:: Stated task ::
Echo every line of the data below, starting at the line containing "pyramid-net — [312, 1074, 364, 1128]" and ending at the line containing "q2-text-line2: 数是（ ） — [46, 729, 119, 746]", with both of those lines included.

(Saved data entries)
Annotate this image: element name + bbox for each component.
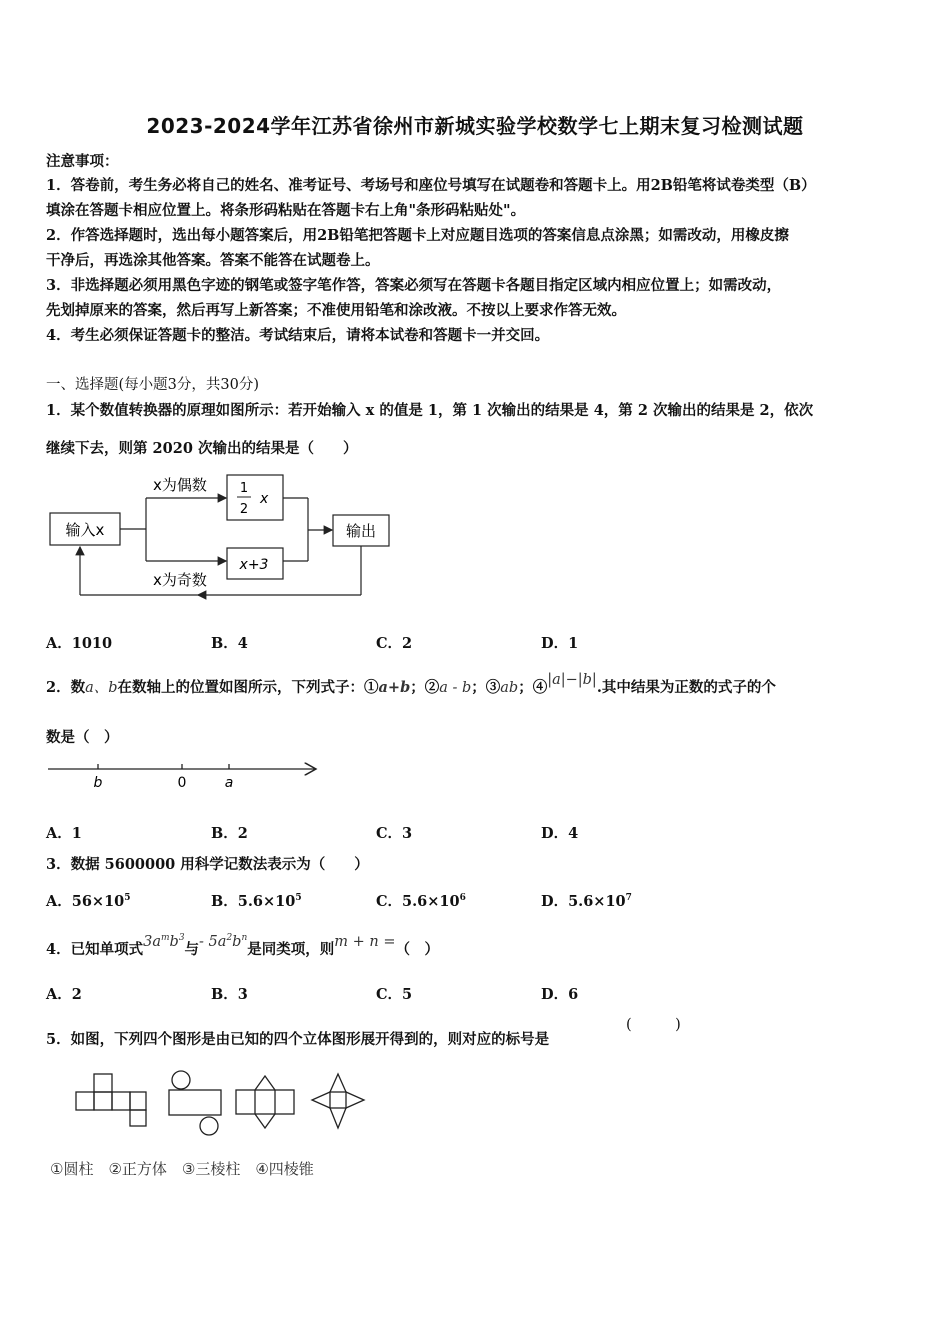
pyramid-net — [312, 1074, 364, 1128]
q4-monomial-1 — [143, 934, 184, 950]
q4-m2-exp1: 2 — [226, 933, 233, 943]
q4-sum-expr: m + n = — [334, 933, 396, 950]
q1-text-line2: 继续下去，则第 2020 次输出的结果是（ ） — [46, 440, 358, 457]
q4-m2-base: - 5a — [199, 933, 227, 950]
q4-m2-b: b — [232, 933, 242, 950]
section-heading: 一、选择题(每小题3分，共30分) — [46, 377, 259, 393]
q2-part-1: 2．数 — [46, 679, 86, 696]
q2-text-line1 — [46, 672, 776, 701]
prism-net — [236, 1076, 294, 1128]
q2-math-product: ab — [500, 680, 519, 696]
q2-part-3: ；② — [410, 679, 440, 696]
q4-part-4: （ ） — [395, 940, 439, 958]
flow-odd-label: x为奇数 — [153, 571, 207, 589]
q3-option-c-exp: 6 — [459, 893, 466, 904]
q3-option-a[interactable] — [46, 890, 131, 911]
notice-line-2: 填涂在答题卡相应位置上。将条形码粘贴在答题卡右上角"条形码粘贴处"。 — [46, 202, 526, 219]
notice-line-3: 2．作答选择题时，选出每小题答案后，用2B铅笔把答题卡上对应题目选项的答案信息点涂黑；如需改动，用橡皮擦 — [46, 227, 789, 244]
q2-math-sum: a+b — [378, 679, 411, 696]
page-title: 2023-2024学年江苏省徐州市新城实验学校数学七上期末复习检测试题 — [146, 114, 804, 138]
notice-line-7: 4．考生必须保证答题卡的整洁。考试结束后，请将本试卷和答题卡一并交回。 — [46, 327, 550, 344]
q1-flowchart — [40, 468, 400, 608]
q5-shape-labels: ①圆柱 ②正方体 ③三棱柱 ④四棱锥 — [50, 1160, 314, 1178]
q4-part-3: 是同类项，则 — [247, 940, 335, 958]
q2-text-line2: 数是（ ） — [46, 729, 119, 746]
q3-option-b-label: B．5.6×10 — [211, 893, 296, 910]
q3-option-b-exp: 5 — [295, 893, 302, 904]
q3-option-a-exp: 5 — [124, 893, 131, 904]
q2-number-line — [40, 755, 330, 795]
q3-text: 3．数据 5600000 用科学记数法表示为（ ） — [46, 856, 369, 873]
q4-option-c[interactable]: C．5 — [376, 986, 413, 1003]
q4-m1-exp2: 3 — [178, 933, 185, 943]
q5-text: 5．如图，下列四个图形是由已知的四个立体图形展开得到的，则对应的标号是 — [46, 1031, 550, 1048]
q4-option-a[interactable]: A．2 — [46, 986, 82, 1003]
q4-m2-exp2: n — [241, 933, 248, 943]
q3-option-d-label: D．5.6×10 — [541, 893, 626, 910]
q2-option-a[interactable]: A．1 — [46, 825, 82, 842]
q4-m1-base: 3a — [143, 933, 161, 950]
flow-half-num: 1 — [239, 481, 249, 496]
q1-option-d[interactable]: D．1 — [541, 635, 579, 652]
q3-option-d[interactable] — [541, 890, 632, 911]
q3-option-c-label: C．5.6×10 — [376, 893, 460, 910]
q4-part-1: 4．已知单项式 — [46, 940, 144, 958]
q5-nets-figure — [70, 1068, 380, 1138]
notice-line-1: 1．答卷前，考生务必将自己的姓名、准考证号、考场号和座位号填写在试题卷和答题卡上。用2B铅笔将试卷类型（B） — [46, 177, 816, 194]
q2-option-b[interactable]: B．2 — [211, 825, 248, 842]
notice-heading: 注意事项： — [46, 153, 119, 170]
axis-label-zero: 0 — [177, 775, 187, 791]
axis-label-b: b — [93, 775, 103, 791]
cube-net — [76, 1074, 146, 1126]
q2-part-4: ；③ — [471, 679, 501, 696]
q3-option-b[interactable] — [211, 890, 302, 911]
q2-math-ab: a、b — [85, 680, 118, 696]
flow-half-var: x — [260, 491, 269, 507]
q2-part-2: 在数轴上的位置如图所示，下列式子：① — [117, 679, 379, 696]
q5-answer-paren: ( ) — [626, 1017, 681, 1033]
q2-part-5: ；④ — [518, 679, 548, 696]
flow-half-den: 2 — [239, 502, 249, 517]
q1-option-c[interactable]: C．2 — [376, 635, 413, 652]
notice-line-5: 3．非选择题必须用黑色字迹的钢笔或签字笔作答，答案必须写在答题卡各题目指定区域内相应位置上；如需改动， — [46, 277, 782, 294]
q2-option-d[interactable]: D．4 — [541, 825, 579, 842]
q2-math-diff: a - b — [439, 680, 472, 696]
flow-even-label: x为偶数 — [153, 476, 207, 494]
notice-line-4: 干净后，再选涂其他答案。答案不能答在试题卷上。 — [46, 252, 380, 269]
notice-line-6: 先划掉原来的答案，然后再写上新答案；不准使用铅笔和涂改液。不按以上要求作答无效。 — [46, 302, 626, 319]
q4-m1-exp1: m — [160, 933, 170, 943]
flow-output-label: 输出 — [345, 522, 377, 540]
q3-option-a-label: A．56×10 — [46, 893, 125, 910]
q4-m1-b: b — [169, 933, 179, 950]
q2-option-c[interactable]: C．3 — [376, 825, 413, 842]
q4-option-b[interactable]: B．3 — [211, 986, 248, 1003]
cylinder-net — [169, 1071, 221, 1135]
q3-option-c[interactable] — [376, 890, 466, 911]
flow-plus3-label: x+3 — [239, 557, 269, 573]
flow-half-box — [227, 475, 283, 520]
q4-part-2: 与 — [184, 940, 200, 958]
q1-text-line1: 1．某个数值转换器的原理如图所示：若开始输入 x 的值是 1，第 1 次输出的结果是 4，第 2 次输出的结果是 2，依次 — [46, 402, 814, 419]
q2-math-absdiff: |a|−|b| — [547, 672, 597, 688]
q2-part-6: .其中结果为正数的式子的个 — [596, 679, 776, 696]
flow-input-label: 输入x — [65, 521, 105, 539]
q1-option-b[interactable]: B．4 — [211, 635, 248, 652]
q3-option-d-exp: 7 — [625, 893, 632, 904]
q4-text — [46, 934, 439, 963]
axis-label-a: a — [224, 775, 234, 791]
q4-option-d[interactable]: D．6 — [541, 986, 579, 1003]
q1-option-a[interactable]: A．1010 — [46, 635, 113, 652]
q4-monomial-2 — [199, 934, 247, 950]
--
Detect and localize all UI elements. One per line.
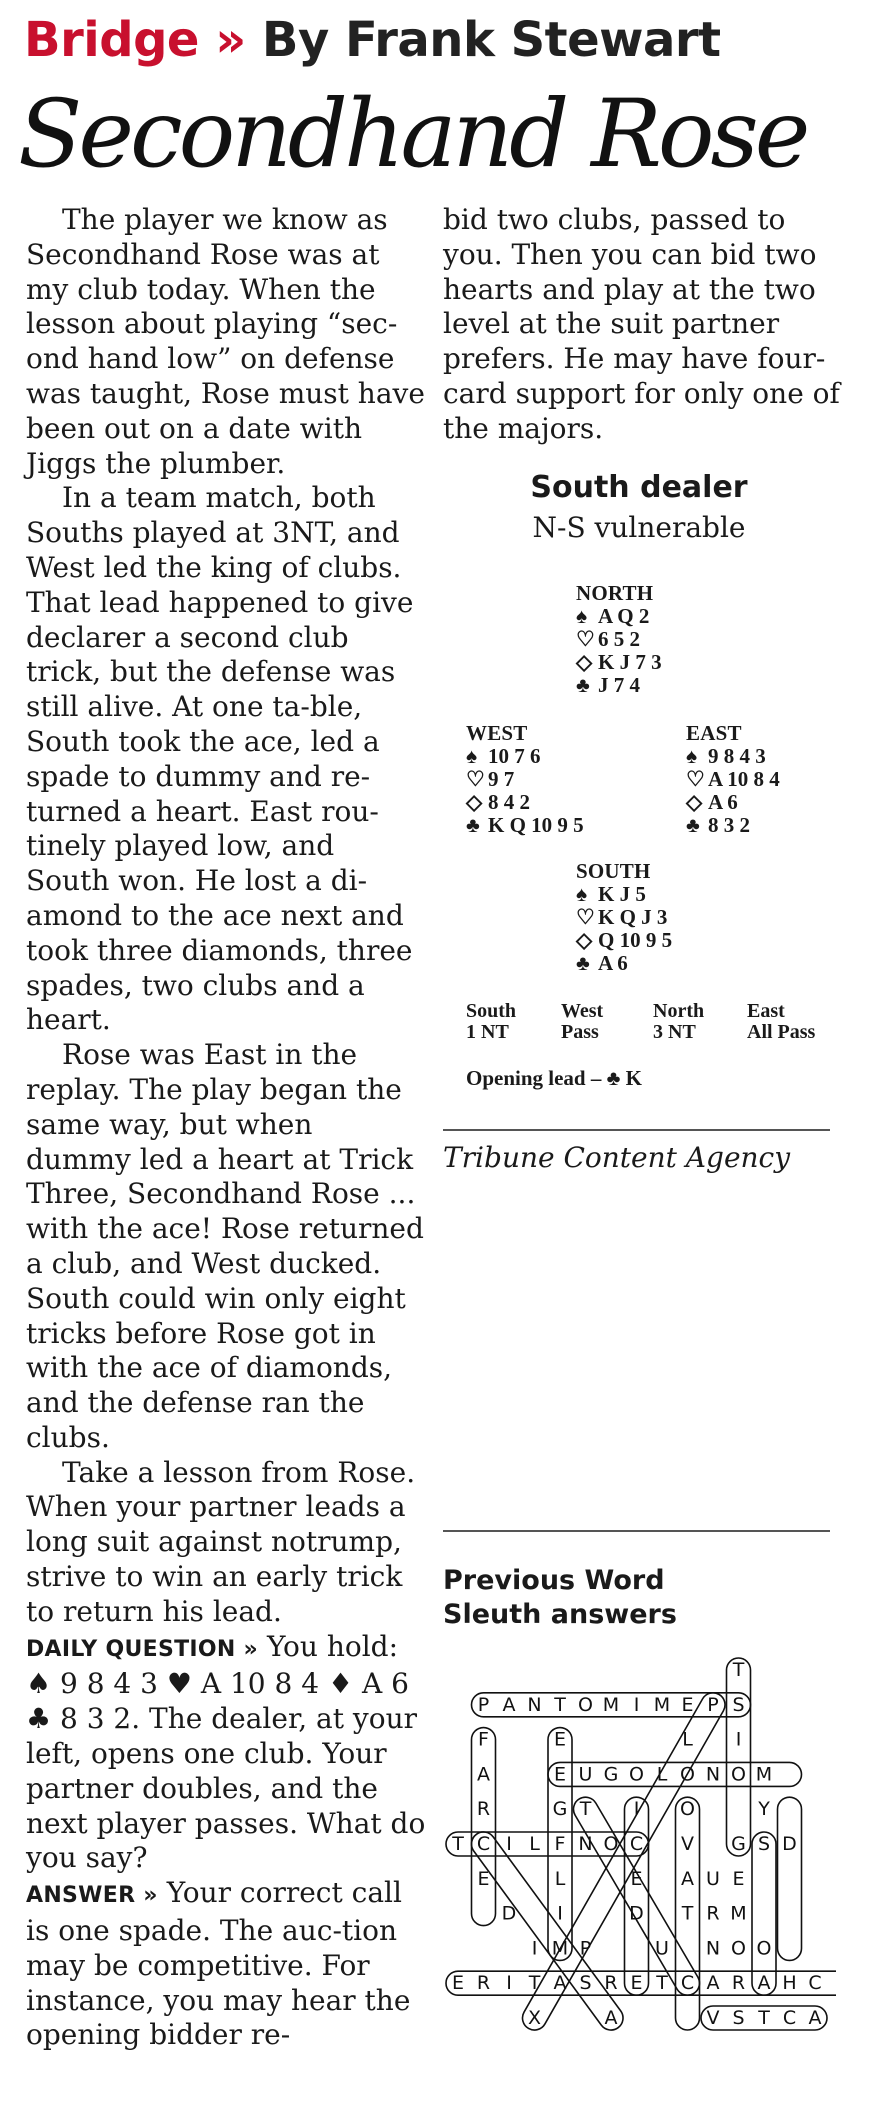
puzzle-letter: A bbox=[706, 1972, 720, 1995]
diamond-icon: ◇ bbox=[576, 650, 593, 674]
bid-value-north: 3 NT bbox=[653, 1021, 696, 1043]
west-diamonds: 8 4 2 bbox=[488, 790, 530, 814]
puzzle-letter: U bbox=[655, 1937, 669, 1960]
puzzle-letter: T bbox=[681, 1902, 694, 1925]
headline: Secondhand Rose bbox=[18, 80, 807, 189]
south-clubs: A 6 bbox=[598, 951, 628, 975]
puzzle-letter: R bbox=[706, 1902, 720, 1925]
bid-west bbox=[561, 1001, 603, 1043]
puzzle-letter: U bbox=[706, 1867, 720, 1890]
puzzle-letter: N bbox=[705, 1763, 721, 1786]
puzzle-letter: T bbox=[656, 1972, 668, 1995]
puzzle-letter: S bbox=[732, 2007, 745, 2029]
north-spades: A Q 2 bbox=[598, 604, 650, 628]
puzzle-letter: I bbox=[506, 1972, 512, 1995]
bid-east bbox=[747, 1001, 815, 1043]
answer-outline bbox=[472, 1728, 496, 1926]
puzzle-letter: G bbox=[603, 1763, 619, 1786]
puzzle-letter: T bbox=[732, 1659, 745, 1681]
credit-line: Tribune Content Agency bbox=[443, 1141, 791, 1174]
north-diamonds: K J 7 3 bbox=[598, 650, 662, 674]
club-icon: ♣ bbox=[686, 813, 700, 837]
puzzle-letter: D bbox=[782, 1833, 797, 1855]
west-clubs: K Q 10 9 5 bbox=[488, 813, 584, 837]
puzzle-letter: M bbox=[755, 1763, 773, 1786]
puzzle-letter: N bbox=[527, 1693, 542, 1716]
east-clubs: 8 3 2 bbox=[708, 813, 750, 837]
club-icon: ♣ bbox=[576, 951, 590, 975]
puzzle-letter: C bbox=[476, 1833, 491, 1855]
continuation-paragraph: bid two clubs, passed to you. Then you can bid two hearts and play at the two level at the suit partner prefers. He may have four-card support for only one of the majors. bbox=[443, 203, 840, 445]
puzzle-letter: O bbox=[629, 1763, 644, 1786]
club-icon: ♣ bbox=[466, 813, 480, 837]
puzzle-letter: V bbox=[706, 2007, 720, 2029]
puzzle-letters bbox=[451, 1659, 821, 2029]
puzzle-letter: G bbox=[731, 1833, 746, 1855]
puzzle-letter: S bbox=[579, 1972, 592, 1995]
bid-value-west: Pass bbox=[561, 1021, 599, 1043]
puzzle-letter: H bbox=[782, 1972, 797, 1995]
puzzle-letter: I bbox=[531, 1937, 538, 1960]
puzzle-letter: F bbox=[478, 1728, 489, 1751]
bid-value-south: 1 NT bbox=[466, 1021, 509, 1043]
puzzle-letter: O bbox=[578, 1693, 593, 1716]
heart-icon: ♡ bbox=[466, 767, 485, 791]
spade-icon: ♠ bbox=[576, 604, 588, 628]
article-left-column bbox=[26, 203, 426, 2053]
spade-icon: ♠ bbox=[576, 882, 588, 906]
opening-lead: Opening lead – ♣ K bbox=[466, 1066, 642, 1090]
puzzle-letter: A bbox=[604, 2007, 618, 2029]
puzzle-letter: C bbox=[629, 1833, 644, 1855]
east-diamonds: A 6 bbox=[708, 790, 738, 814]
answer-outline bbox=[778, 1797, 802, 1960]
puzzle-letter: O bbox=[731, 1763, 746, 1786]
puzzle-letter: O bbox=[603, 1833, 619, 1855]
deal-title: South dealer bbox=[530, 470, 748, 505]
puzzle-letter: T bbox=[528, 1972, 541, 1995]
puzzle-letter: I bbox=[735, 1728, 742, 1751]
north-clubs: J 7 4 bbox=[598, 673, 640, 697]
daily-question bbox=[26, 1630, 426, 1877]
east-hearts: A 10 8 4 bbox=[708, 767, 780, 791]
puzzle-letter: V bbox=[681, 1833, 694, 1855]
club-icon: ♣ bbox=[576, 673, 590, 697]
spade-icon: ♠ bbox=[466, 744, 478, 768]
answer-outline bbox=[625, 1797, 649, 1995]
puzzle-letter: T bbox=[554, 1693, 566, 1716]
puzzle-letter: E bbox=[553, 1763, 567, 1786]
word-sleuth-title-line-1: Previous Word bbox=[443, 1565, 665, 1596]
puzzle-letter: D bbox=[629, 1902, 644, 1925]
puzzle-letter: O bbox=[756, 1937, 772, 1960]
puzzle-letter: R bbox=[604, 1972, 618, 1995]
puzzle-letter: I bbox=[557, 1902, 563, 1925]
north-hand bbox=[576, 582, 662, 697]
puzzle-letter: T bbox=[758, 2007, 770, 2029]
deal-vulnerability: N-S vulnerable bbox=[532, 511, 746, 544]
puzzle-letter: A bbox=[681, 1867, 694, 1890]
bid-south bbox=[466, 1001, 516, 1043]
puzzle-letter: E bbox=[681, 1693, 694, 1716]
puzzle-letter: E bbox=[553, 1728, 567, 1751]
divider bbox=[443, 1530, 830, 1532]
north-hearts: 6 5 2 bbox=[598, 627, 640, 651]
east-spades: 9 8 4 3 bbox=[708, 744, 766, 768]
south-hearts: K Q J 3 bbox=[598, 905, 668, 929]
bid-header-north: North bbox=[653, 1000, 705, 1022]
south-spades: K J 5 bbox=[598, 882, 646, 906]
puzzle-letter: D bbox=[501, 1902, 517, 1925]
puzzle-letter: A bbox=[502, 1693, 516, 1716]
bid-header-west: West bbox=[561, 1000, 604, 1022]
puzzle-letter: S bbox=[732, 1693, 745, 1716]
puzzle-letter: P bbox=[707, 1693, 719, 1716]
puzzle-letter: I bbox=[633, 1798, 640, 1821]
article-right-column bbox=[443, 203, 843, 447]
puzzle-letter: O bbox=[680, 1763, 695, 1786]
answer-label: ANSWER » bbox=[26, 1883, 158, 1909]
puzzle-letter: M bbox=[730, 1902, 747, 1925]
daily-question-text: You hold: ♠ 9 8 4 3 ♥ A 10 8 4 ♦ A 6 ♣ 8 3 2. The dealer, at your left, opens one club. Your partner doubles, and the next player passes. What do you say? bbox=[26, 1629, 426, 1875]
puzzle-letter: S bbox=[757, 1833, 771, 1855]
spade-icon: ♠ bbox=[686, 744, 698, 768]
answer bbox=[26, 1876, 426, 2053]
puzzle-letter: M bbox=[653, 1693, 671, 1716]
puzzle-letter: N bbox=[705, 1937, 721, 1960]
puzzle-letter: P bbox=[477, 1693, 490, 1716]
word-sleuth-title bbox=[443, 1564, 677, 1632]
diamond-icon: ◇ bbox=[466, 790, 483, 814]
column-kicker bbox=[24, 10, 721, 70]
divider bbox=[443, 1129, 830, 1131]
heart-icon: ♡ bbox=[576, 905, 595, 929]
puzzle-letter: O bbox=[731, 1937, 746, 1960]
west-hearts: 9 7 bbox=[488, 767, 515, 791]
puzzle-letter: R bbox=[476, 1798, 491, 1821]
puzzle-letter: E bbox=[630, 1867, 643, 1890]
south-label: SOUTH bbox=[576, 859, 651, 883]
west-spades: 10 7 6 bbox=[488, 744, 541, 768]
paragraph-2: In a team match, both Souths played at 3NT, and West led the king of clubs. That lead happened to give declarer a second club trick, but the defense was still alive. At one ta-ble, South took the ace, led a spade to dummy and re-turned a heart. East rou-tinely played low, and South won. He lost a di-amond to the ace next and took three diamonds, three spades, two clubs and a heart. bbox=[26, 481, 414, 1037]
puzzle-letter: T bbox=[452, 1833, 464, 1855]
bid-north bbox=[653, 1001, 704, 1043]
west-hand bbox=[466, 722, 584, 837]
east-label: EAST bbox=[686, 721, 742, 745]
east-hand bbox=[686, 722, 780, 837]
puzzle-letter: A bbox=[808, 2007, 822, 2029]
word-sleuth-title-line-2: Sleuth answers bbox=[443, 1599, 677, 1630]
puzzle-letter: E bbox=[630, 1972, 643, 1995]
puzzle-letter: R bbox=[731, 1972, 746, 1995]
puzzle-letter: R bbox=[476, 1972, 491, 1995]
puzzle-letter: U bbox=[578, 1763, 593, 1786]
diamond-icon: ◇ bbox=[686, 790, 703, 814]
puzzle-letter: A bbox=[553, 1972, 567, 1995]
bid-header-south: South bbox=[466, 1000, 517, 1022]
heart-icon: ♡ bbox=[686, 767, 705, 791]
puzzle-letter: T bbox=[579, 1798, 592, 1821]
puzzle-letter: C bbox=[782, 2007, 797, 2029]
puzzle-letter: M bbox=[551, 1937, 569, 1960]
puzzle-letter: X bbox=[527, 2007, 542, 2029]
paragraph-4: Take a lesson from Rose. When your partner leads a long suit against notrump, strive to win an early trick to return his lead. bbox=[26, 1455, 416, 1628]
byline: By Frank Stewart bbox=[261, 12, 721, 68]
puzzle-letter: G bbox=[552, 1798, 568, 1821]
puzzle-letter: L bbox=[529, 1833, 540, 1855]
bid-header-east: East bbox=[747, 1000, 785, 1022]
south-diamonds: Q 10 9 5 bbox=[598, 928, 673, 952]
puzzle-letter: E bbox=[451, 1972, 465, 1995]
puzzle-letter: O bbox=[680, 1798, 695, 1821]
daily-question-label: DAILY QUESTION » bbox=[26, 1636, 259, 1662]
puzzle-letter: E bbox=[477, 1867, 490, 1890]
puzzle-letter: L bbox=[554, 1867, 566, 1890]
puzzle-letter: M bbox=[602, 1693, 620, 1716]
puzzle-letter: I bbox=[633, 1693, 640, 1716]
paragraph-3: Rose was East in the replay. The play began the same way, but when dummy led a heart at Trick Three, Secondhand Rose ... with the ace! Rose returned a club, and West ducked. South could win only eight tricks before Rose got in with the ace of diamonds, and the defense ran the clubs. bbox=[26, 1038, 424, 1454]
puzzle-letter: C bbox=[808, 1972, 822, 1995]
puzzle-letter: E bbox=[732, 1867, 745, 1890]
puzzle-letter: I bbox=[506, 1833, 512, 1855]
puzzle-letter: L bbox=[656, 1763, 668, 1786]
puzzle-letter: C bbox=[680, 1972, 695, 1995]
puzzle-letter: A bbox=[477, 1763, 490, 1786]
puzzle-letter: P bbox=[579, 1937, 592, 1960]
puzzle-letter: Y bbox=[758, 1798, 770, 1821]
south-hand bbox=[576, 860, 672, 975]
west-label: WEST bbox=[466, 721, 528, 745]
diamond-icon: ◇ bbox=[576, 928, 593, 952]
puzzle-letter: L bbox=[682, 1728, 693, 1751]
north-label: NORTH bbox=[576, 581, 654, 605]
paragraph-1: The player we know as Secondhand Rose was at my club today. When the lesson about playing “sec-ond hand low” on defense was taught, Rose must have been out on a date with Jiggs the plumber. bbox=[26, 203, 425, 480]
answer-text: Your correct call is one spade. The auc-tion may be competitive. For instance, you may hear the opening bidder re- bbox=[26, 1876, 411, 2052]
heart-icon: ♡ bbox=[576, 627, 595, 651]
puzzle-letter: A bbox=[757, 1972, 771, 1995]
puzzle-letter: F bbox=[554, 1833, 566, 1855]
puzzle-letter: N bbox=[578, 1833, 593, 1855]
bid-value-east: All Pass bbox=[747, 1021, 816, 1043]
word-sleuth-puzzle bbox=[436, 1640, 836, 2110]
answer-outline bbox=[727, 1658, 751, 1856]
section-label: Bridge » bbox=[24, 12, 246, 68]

:: Solution to the exercise ::
pyramid-net — [312, 1074, 364, 1128]
q4-monomial-1 — [143, 934, 184, 950]
q4-m2-exp1: 2 — [226, 933, 233, 943]
q4-sum-expr: m + n = — [334, 933, 396, 950]
q1-text-line2: 继续下去，则第 2020 次输出的结果是（ ） — [46, 440, 358, 457]
q4-m2-base: - 5a — [199, 933, 227, 950]
q4-m2-b: b — [232, 933, 242, 950]
section-heading: 一、选择题(每小题3分，共30分) — [46, 377, 259, 393]
q2-part-1: 2．数 — [46, 679, 86, 696]
q2-text-line1 — [46, 672, 776, 701]
prism-net — [236, 1076, 294, 1128]
q2-math-product: ab — [500, 680, 519, 696]
q2-part-3: ；② — [410, 679, 440, 696]
q4-part-4: （ ） — [395, 940, 439, 958]
flow-odd-label: x为奇数 — [153, 571, 207, 589]
q3-option-c-exp: 6 — [459, 893, 466, 904]
q3-option-a[interactable] — [46, 890, 131, 911]
notice-line-2: 填涂在答题卡相应位置上。将条形码粘贴在答题卡右上角"条形码粘贴处"。 — [46, 202, 526, 219]
notice-line-3: 2．作答选择题时，选出每小题答案后，用2B铅笔把答题卡上对应题目选项的答案信息点涂黑；如需改动，用橡皮擦 — [46, 227, 789, 244]
q2-math-sum: a+b — [378, 679, 411, 696]
page-title: 2023-2024学年江苏省徐州市新城实验学校数学七上期末复习检测试题 — [146, 114, 804, 138]
notice-line-7: 4．考生必须保证答题卡的整洁。考试结束后，请将本试卷和答题卡一并交回。 — [46, 327, 550, 344]
q1-flowchart — [40, 468, 400, 608]
q5-shape-labels: ①圆柱 ②正方体 ③三棱柱 ④四棱锥 — [50, 1160, 314, 1178]
q4-part-3: 是同类项，则 — [247, 940, 335, 958]
q2-text-line2: 数是（ ） — [46, 729, 119, 746]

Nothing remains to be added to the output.